═══ DATA LINES

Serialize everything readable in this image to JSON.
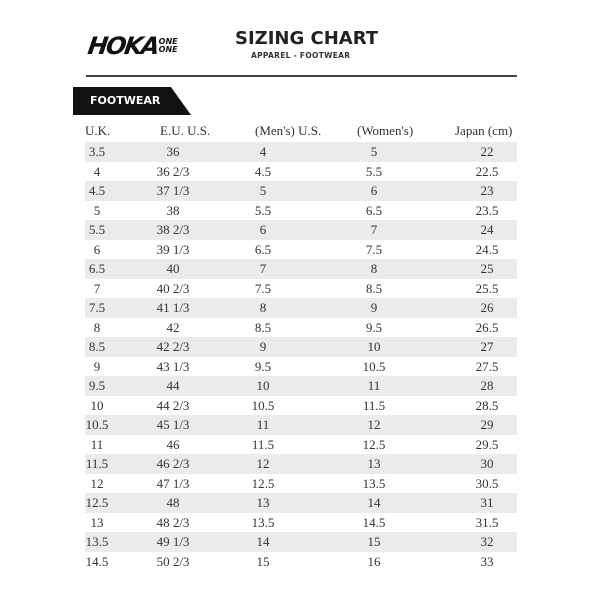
{
  "header": {
    "logo": "HOKA ONE ONE",
    "title": "SIZING CHART",
    "subtitle": "APPAREL - FOOTWEAR"
  },
  "section": {
    "label": "FOOTWEAR"
  },
  "table": {
    "columns": [
      "U.K.",
      "E.U.  U.S.",
      "(Men's) U.S.",
      "(Women's)",
      "Japan (cm)"
    ],
    "rows": [
      [
        "3.5",
        "36",
        "4",
        "5",
        "22"
      ],
      [
        "4",
        "36 2/3",
        "4.5",
        "5.5",
        "22.5"
      ],
      [
        "4.5",
        "37 1/3",
        "5",
        "6",
        "23"
      ],
      [
        "5",
        "38",
        "5.5",
        "6.5",
        "23.5"
      ],
      [
        "5.5",
        "38 2/3",
        "6",
        "7",
        "24"
      ],
      [
        "6",
        "39 1/3",
        "6.5",
        "7.5",
        "24.5"
      ],
      [
        "6.5",
        "40",
        "7",
        "8",
        "25"
      ],
      [
        "7",
        "40 2/3",
        "7.5",
        "8.5",
        "25.5"
      ],
      [
        "7.5",
        "41 1/3",
        "8",
        "9",
        "26"
      ],
      [
        "8",
        "42",
        "8.5",
        "9.5",
        "26.5"
      ],
      [
        "8.5",
        "42 2/3",
        "9",
        "10",
        "27"
      ],
      [
        "9",
        "43 1/3",
        "9.5",
        "10.5",
        "27.5"
      ],
      [
        "9.5",
        "44",
        "10",
        "11",
        "28"
      ],
      [
        "10",
        "44 2/3",
        "10.5",
        "11.5",
        "28.5"
      ],
      [
        "10.5",
        "45 1/3",
        "11",
        "12",
        "29"
      ],
      [
        "11",
        "46",
        "11.5",
        "12.5",
        "29.5"
      ],
      [
        "11.5",
        "46 2/3",
        "12",
        "13",
        "30"
      ],
      [
        "12",
        "47 1/3",
        "12.5",
        "13.5",
        "30.5"
      ],
      [
        "12.5",
        "48",
        "13",
        "14",
        "31"
      ],
      [
        "13",
        "48 2/3",
        "13.5",
        "14.5",
        "31.5"
      ],
      [
        "13.5",
        "49 1/3",
        "14",
        "15",
        "32"
      ],
      [
        "14.5",
        "50 2/3",
        "15",
        "16",
        "33"
      ]
    ]
  },
  "colors": {
    "stripe": "#ebebeb",
    "badge": "#111111",
    "text": "#333333"
  }
}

══════

PROBLEM REQUIREMENTS: The pictures in the entries should be left out; output everything else exactly.

TASK RESULT:
Serialize everything readable in this image to JSON.
{
  "header": {
    "logo": "HOKA ONE ONE",
    "title": "SIZING CHART",
    "subtitle": "APPAREL - FOOTWEAR"
  },
  "section": {
    "label": "FOOTWEAR"
  },
  "table": {
    "columns": [
      "U.K.",
      "E.U.  U.S.",
      "(Men's) U.S.",
      "(Women's)",
      "Japan (cm)"
    ],
    "rows": [
      [
        "3.5",
        "36",
        "4",
        "5",
        "22"
      ],
      [
        "4",
        "36 2/3",
        "4.5",
        "5.5",
        "22.5"
      ],
      [
        "4.5",
        "37 1/3",
        "5",
        "6",
        "23"
      ],
      [
        "5",
        "38",
        "5.5",
        "6.5",
        "23.5"
      ],
      [
        "5.5",
        "38 2/3",
        "6",
        "7",
        "24"
      ],
      [
        "6",
        "39 1/3",
        "6.5",
        "7.5",
        "24.5"
      ],
      [
        "6.5",
        "40",
        "7",
        "8",
        "25"
      ],
      [
        "7",
        "40 2/3",
        "7.5",
        "8.5",
        "25.5"
      ],
      [
        "7.5",
        "41 1/3",
        "8",
        "9",
        "26"
      ],
      [
        "8",
        "42",
        "8.5",
        "9.5",
        "26.5"
      ],
      [
        "8.5",
        "42 2/3",
        "9",
        "10",
        "27"
      ],
      [
        "9",
        "43 1/3",
        "9.5",
        "10.5",
        "27.5"
      ],
      [
        "9.5",
        "44",
        "10",
        "11",
        "28"
      ],
      [
        "10",
        "44 2/3",
        "10.5",
        "11.5",
        "28.5"
      ],
      [
        "10.5",
        "45 1/3",
        "11",
        "12",
        "29"
      ],
      [
        "11",
        "46",
        "11.5",
        "12.5",
        "29.5"
      ],
      [
        "11.5",
        "46 2/3",
        "12",
        "13",
        "30"
      ],
      [
        "12",
        "47 1/3",
        "12.5",
        "13.5",
        "30.5"
      ],
      [
        "12.5",
        "48",
        "13",
        "14",
        "31"
      ],
      [
        "13",
        "48 2/3",
        "13.5",
        "14.5",
        "31.5"
      ],
      [
        "13.5",
        "49 1/3",
        "14",
        "15",
        "32"
      ],
      [
        "14.5",
        "50 2/3",
        "15",
        "16",
        "33"
      ]
    ]
  },
  "colors": {
    "stripe": "#ebebeb",
    "badge": "#111111",
    "text": "#333333"
  }
}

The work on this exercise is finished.